- _Spatial annotation records_
*-*-*

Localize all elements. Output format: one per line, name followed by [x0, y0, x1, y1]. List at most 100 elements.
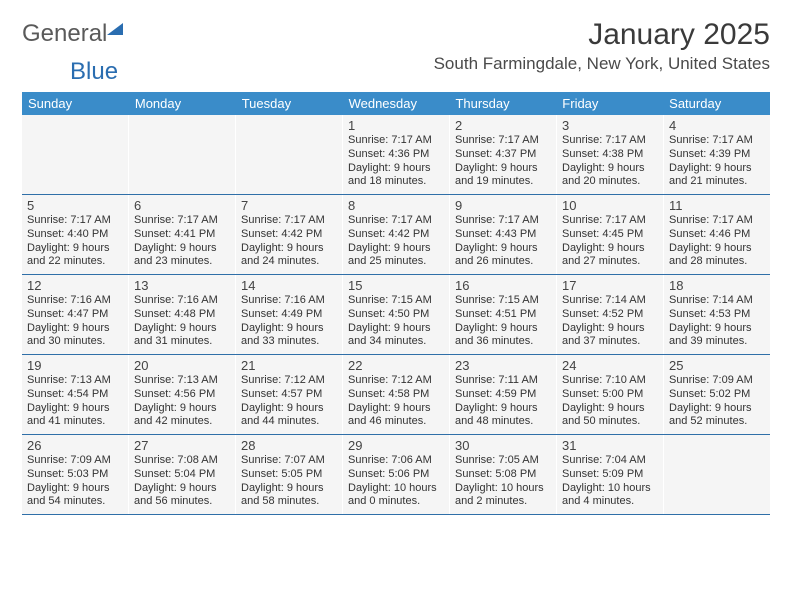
day-number: 22 — [348, 358, 444, 373]
daylight-text-1: Daylight: 10 hours — [562, 482, 658, 496]
sunrise-text: Sunrise: 7:16 AM — [27, 294, 123, 308]
sunset-text: Sunset: 4:38 PM — [562, 148, 658, 162]
sunrise-text: Sunrise: 7:15 AM — [348, 294, 444, 308]
sunset-text: Sunset: 5:06 PM — [348, 468, 444, 482]
day-cell: 27Sunrise: 7:08 AMSunset: 5:04 PMDayligh… — [129, 435, 236, 514]
day-info: Sunrise: 7:06 AMSunset: 5:06 PMDaylight:… — [348, 454, 444, 509]
day-cell — [664, 435, 770, 514]
daylight-text-1: Daylight: 9 hours — [241, 402, 337, 416]
daylight-text-2: and 33 minutes. — [241, 335, 337, 349]
day-info: Sunrise: 7:08 AMSunset: 5:04 PMDaylight:… — [134, 454, 230, 509]
day-number: 6 — [134, 198, 230, 213]
day-cell: 1Sunrise: 7:17 AMSunset: 4:36 PMDaylight… — [343, 115, 450, 194]
day-number: 15 — [348, 278, 444, 293]
day-number: 31 — [562, 438, 658, 453]
week-row: 19Sunrise: 7:13 AMSunset: 4:54 PMDayligh… — [22, 355, 770, 435]
sunset-text: Sunset: 4:43 PM — [455, 228, 551, 242]
day-number: 24 — [562, 358, 658, 373]
day-number: 9 — [455, 198, 551, 213]
daylight-text-2: and 31 minutes. — [134, 335, 230, 349]
day-number: 17 — [562, 278, 658, 293]
daylight-text-1: Daylight: 9 hours — [348, 402, 444, 416]
sunset-text: Sunset: 5:08 PM — [455, 468, 551, 482]
day-info: Sunrise: 7:17 AMSunset: 4:42 PMDaylight:… — [348, 214, 444, 269]
daylight-text-2: and 0 minutes. — [348, 495, 444, 509]
sunrise-text: Sunrise: 7:14 AM — [562, 294, 658, 308]
sunrise-text: Sunrise: 7:08 AM — [134, 454, 230, 468]
daylight-text-2: and 42 minutes. — [134, 415, 230, 429]
day-info: Sunrise: 7:17 AMSunset: 4:41 PMDaylight:… — [134, 214, 230, 269]
day-cell: 7Sunrise: 7:17 AMSunset: 4:42 PMDaylight… — [236, 195, 343, 274]
sunset-text: Sunset: 4:53 PM — [669, 308, 765, 322]
sunset-text: Sunset: 4:52 PM — [562, 308, 658, 322]
sunrise-text: Sunrise: 7:05 AM — [455, 454, 551, 468]
day-number: 3 — [562, 118, 658, 133]
day-cell: 9Sunrise: 7:17 AMSunset: 4:43 PMDaylight… — [450, 195, 557, 274]
sunrise-text: Sunrise: 7:11 AM — [455, 374, 551, 388]
daylight-text-1: Daylight: 9 hours — [241, 242, 337, 256]
sunrise-text: Sunrise: 7:14 AM — [669, 294, 765, 308]
day-cell: 16Sunrise: 7:15 AMSunset: 4:51 PMDayligh… — [450, 275, 557, 354]
day-info: Sunrise: 7:16 AMSunset: 4:49 PMDaylight:… — [241, 294, 337, 349]
sunrise-text: Sunrise: 7:17 AM — [348, 214, 444, 228]
day-number: 1 — [348, 118, 444, 133]
daylight-text-2: and 2 minutes. — [455, 495, 551, 509]
location-text: South Farmingdale, New York, United Stat… — [434, 54, 770, 74]
calendar-page: General January 2025 South Farmingdale, … — [0, 0, 792, 515]
sunset-text: Sunset: 4:39 PM — [669, 148, 765, 162]
sunrise-text: Sunrise: 7:17 AM — [348, 134, 444, 148]
daylight-text-2: and 19 minutes. — [455, 175, 551, 189]
day-number: 29 — [348, 438, 444, 453]
daylight-text-1: Daylight: 9 hours — [669, 402, 765, 416]
daylight-text-1: Daylight: 9 hours — [562, 162, 658, 176]
sunrise-text: Sunrise: 7:17 AM — [562, 134, 658, 148]
weeks-container: 1Sunrise: 7:17 AMSunset: 4:36 PMDaylight… — [22, 115, 770, 515]
day-cell: 19Sunrise: 7:13 AMSunset: 4:54 PMDayligh… — [22, 355, 129, 434]
daylight-text-2: and 36 minutes. — [455, 335, 551, 349]
day-cell: 5Sunrise: 7:17 AMSunset: 4:40 PMDaylight… — [22, 195, 129, 274]
day-number: 11 — [669, 198, 765, 213]
day-number: 26 — [27, 438, 123, 453]
daylight-text-1: Daylight: 9 hours — [134, 322, 230, 336]
day-cell: 25Sunrise: 7:09 AMSunset: 5:02 PMDayligh… — [664, 355, 770, 434]
day-cell: 3Sunrise: 7:17 AMSunset: 4:38 PMDaylight… — [557, 115, 664, 194]
daylight-text-1: Daylight: 10 hours — [455, 482, 551, 496]
day-info: Sunrise: 7:17 AMSunset: 4:40 PMDaylight:… — [27, 214, 123, 269]
day-number: 10 — [562, 198, 658, 213]
day-info: Sunrise: 7:17 AMSunset: 4:43 PMDaylight:… — [455, 214, 551, 269]
day-number: 12 — [27, 278, 123, 293]
sunrise-text: Sunrise: 7:17 AM — [455, 134, 551, 148]
sunset-text: Sunset: 4:48 PM — [134, 308, 230, 322]
sunset-text: Sunset: 4:50 PM — [348, 308, 444, 322]
sunrise-text: Sunrise: 7:12 AM — [241, 374, 337, 388]
day-info: Sunrise: 7:09 AMSunset: 5:03 PMDaylight:… — [27, 454, 123, 509]
logo-text-2: Blue — [70, 58, 118, 85]
day-cell: 26Sunrise: 7:09 AMSunset: 5:03 PMDayligh… — [22, 435, 129, 514]
sunrise-text: Sunrise: 7:17 AM — [27, 214, 123, 228]
sunrise-text: Sunrise: 7:13 AM — [27, 374, 123, 388]
daylight-text-2: and 56 minutes. — [134, 495, 230, 509]
daylight-text-2: and 20 minutes. — [562, 175, 658, 189]
day-cell: 13Sunrise: 7:16 AMSunset: 4:48 PMDayligh… — [129, 275, 236, 354]
daylight-text-1: Daylight: 9 hours — [27, 482, 123, 496]
day-info: Sunrise: 7:16 AMSunset: 4:47 PMDaylight:… — [27, 294, 123, 349]
daylight-text-2: and 4 minutes. — [562, 495, 658, 509]
day-info: Sunrise: 7:13 AMSunset: 4:56 PMDaylight:… — [134, 374, 230, 429]
daylight-text-2: and 18 minutes. — [348, 175, 444, 189]
week-row: 26Sunrise: 7:09 AMSunset: 5:03 PMDayligh… — [22, 435, 770, 515]
daylight-text-2: and 30 minutes. — [27, 335, 123, 349]
day-info: Sunrise: 7:12 AMSunset: 4:58 PMDaylight:… — [348, 374, 444, 429]
day-number: 20 — [134, 358, 230, 373]
day-cell: 22Sunrise: 7:12 AMSunset: 4:58 PMDayligh… — [343, 355, 450, 434]
day-cell: 8Sunrise: 7:17 AMSunset: 4:42 PMDaylight… — [343, 195, 450, 274]
day-info: Sunrise: 7:17 AMSunset: 4:45 PMDaylight:… — [562, 214, 658, 269]
week-row: 12Sunrise: 7:16 AMSunset: 4:47 PMDayligh… — [22, 275, 770, 355]
daylight-text-2: and 22 minutes. — [27, 255, 123, 269]
daylight-text-1: Daylight: 9 hours — [134, 402, 230, 416]
day-info: Sunrise: 7:17 AMSunset: 4:38 PMDaylight:… — [562, 134, 658, 189]
day-info: Sunrise: 7:04 AMSunset: 5:09 PMDaylight:… — [562, 454, 658, 509]
day-number: 2 — [455, 118, 551, 133]
sunset-text: Sunset: 5:04 PM — [134, 468, 230, 482]
logo: General — [22, 22, 125, 46]
day-info: Sunrise: 7:14 AMSunset: 4:52 PMDaylight:… — [562, 294, 658, 349]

*-*-*

- _TASK DETAILS_
Please pick out every line in the entries above that contains the word "logo", matching its case exactly, and copy each of those lines in full.

- _ANSWER FOR THE TASK_
logo-text-2: Blue — [70, 58, 118, 85]
logo: General — [22, 22, 125, 46]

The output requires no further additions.